> [CHALLENGE] Identify and copy all lines of the material where the string "address" is found.
----
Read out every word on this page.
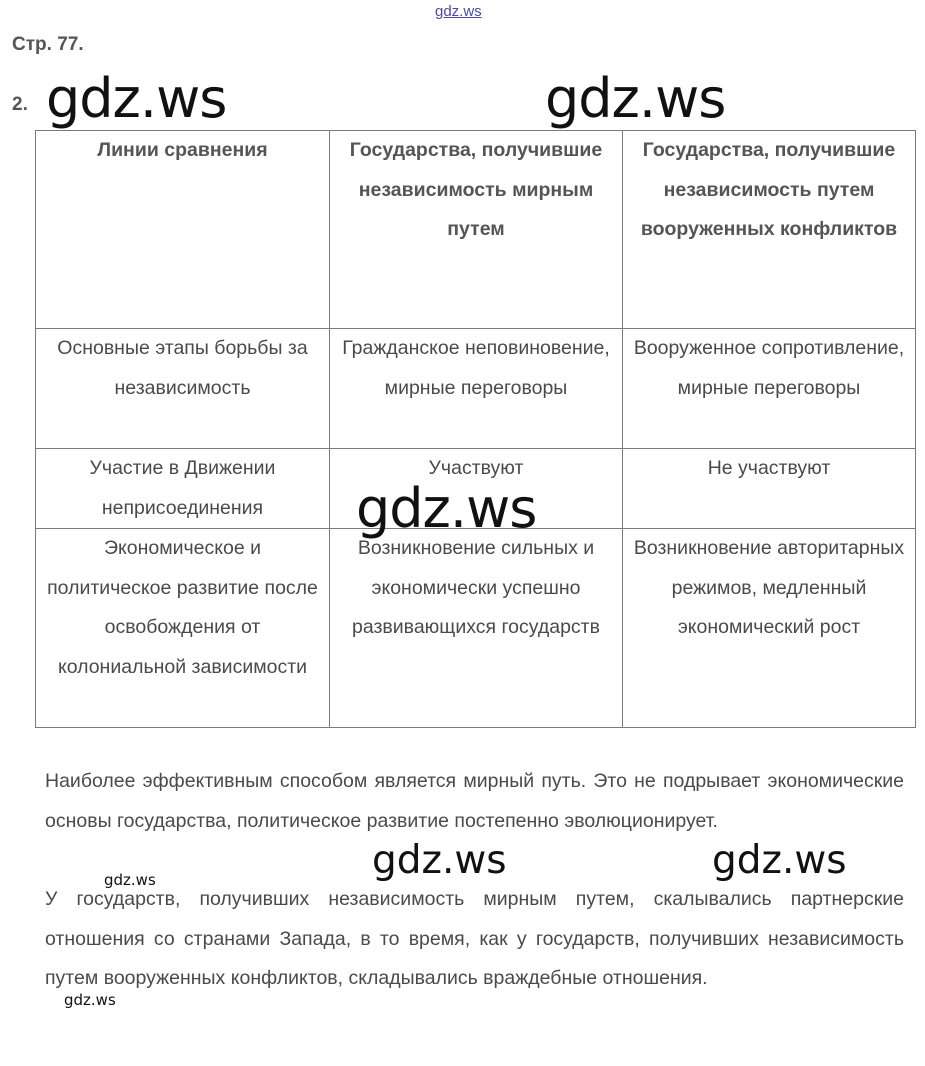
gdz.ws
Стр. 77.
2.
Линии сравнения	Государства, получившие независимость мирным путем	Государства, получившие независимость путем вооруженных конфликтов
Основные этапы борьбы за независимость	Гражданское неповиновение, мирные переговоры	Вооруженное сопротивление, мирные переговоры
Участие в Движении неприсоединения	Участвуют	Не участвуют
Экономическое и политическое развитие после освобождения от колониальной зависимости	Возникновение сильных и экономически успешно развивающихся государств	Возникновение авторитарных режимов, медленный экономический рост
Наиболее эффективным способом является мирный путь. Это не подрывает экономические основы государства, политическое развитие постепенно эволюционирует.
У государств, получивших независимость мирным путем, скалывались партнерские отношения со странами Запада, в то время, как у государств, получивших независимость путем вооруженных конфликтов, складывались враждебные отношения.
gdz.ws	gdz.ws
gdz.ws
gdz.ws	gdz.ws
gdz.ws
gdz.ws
----
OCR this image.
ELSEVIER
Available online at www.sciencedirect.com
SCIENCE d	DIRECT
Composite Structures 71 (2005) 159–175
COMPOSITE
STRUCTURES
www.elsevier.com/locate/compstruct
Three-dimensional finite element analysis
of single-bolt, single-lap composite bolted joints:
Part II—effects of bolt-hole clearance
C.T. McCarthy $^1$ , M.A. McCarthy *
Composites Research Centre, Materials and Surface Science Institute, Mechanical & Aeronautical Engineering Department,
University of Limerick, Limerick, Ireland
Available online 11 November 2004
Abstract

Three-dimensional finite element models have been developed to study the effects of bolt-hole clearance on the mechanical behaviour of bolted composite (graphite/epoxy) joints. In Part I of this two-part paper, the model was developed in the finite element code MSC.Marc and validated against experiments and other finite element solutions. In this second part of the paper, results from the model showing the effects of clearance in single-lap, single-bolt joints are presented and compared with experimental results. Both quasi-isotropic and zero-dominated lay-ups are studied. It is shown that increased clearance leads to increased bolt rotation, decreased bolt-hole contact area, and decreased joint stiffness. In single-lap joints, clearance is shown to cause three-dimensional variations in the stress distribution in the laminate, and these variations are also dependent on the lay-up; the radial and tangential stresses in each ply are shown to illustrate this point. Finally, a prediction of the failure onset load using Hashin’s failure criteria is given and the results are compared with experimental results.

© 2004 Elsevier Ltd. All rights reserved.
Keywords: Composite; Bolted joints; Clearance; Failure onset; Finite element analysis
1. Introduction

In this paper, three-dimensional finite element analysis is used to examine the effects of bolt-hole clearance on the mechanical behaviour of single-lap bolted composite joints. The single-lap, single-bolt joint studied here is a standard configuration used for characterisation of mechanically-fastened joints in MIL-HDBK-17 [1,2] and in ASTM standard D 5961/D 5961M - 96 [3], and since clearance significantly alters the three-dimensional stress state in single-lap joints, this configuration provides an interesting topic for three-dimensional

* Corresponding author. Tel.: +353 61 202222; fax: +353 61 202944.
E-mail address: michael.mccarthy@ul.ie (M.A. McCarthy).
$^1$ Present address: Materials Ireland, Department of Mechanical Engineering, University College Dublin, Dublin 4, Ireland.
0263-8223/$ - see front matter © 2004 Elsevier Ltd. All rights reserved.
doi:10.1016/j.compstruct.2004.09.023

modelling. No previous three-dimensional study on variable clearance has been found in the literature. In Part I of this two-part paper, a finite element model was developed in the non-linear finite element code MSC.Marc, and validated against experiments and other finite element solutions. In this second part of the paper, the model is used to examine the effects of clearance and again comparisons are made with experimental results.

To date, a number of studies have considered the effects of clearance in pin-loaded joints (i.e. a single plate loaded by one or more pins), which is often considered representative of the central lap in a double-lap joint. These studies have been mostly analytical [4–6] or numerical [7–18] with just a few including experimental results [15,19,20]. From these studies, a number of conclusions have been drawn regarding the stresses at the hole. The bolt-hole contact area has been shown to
----
> [REPLY]
E-mail address: michael.mccarthy@ul.ie (M.A. McCarthy).
$^1$ Present address: Materials Ireland, Department of Mechanical Engineering, University College Dublin, Dublin 4, Ireland.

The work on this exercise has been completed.